◆ **Data for analysis**
══════

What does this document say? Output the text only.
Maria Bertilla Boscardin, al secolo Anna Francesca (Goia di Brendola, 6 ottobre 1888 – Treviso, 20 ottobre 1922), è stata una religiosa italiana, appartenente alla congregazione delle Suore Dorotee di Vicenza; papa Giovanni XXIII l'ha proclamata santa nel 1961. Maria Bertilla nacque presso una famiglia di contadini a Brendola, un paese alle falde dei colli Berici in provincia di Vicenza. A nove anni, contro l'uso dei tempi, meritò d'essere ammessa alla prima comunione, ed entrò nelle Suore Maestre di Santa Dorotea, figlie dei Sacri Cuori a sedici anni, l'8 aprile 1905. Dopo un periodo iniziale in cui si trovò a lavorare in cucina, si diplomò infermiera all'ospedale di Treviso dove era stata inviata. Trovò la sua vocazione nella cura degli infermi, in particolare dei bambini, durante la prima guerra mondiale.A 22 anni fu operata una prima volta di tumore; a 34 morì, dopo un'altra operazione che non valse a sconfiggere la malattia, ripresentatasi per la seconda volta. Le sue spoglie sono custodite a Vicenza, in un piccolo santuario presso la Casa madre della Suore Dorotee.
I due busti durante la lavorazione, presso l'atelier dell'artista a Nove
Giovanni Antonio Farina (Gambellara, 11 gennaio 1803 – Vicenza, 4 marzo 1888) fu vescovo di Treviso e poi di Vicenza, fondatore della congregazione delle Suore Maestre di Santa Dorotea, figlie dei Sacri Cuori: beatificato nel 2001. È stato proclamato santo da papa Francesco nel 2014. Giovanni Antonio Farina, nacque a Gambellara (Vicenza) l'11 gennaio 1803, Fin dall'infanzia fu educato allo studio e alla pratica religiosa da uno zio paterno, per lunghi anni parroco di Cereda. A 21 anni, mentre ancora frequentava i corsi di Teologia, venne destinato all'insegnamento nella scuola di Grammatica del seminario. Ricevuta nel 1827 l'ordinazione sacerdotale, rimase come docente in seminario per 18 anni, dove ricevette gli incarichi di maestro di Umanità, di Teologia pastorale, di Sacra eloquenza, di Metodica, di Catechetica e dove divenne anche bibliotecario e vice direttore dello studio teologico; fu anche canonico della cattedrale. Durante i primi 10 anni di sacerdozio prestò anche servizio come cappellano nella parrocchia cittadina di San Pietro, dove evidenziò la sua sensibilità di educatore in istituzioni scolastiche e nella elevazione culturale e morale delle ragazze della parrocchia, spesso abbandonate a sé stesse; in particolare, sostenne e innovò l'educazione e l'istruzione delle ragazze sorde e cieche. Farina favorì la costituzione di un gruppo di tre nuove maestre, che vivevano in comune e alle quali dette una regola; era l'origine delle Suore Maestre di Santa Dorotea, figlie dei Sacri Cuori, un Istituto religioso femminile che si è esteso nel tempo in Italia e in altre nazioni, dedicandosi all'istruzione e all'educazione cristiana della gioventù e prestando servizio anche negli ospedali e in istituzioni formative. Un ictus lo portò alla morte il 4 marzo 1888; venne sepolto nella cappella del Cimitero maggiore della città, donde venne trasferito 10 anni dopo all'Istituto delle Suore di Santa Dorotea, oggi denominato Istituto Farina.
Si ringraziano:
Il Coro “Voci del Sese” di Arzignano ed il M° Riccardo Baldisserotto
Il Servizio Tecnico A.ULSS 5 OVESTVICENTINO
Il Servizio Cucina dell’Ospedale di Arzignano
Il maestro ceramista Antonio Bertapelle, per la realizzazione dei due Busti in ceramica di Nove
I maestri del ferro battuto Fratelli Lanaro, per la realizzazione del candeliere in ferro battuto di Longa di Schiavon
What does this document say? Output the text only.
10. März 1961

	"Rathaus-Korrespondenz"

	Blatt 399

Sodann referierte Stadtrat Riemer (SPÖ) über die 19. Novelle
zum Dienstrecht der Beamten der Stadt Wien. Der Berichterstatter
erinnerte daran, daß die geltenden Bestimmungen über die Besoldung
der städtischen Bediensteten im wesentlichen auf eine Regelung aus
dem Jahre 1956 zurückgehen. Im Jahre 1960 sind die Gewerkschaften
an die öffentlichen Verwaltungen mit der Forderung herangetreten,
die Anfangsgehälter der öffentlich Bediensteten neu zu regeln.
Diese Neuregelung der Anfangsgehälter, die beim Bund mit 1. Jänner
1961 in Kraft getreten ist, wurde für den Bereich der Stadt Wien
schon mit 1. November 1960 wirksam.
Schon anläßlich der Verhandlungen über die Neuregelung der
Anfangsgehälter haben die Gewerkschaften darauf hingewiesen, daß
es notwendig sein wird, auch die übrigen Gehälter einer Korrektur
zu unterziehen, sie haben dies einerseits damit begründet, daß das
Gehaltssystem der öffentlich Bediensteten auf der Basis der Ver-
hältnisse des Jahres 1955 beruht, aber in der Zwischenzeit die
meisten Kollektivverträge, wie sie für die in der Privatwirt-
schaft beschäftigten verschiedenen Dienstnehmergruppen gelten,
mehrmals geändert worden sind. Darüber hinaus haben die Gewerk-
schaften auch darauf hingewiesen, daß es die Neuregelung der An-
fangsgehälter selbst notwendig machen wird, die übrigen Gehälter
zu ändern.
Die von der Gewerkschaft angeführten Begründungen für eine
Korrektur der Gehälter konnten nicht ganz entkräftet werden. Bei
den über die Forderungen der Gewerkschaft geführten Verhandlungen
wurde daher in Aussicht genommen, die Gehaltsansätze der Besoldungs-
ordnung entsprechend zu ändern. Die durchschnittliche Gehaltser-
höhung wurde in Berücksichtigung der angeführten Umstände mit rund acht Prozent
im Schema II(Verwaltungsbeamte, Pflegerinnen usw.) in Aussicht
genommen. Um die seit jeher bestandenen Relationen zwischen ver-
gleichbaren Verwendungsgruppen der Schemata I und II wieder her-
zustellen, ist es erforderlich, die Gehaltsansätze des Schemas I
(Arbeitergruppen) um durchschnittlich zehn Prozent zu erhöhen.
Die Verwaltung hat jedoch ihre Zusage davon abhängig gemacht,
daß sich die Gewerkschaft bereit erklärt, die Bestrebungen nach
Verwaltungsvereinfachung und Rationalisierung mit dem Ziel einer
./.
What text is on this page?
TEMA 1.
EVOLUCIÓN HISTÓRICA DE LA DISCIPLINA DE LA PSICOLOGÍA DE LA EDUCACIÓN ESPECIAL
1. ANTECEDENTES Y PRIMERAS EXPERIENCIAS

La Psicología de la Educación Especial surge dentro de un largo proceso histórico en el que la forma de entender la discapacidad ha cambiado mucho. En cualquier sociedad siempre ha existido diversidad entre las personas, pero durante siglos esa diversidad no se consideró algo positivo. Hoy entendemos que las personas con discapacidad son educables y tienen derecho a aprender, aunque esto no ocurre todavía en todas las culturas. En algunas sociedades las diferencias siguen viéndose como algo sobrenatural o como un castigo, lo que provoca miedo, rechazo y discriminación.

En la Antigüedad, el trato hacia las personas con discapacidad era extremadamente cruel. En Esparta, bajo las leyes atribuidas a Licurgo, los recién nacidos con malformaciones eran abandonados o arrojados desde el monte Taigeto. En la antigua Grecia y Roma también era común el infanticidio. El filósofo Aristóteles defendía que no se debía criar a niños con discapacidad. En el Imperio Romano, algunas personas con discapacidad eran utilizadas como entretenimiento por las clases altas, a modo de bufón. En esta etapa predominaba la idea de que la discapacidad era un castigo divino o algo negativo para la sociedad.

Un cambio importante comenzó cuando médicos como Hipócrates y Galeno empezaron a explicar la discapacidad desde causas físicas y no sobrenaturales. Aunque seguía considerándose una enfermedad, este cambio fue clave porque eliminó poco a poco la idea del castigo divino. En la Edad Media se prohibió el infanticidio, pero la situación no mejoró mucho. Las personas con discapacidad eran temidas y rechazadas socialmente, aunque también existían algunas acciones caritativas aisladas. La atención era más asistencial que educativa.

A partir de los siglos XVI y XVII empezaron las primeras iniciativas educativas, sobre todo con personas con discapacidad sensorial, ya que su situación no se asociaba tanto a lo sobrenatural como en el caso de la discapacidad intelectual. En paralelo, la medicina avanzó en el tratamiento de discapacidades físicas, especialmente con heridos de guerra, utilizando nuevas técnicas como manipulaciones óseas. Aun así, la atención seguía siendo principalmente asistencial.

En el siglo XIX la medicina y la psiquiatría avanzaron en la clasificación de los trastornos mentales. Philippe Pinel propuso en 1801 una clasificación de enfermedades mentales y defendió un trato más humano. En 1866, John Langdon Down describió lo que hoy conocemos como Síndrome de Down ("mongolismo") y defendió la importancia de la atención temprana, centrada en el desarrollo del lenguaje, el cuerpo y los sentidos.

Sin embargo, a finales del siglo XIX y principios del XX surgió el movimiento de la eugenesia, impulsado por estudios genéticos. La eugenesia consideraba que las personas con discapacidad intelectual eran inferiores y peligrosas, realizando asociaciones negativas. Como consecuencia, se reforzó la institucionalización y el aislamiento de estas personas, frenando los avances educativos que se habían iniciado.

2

══════

◆ **Exercise**
Looking at the entries above, state how many lines contain "Arzignano"; give the number alone.

◆ **Answer space**
2